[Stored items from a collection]
----------

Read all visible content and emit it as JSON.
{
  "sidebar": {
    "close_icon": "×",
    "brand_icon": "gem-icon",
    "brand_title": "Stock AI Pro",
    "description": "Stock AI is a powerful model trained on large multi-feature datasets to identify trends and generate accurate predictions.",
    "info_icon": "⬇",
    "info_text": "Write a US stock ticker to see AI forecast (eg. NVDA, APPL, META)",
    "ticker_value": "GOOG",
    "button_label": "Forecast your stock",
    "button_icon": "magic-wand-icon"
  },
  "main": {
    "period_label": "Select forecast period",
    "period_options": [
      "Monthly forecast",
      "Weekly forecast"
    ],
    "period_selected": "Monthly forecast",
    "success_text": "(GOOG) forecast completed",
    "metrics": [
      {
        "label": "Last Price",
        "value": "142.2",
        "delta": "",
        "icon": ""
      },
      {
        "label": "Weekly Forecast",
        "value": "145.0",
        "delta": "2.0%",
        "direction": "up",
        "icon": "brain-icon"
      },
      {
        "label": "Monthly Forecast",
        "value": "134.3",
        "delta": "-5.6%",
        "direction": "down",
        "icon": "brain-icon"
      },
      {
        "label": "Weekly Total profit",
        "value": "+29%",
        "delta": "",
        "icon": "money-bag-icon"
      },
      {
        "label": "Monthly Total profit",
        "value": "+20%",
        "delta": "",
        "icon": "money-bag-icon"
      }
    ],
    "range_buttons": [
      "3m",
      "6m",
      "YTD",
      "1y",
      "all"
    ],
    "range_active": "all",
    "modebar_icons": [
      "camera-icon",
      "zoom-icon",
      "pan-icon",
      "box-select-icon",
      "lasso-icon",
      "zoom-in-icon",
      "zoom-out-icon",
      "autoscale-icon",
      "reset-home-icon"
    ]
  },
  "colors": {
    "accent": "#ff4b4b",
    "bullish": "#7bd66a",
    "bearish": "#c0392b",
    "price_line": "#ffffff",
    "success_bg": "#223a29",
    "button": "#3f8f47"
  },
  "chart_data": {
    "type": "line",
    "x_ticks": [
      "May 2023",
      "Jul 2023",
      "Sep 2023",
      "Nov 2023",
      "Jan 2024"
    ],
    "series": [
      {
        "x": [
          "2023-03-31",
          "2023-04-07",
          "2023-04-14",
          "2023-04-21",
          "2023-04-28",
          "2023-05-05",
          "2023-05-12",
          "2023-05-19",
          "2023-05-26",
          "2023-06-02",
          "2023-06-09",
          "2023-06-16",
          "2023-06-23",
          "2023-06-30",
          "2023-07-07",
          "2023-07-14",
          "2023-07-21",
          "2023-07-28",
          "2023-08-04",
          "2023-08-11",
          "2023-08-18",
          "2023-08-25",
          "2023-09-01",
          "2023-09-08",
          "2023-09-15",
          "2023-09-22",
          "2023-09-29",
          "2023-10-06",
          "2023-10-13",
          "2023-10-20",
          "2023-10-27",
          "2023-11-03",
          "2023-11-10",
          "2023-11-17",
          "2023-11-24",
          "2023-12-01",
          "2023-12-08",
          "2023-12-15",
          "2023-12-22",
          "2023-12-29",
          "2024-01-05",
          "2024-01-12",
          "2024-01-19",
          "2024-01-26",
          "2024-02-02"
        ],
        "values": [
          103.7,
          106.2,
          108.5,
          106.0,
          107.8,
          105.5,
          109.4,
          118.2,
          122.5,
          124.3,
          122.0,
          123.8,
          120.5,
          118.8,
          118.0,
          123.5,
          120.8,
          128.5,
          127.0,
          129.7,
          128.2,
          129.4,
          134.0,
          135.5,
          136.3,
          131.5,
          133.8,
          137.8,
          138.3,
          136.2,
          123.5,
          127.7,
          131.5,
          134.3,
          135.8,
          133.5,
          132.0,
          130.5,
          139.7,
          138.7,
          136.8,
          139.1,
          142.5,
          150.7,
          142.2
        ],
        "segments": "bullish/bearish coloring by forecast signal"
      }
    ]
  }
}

----------

* [Problem to solve]: Locate and copy each line in the data above that includes the word "GOOG".

* [Completed task]:
    "ticker_value": "GOOG",
    "success_text": "(GOOG) forecast completed",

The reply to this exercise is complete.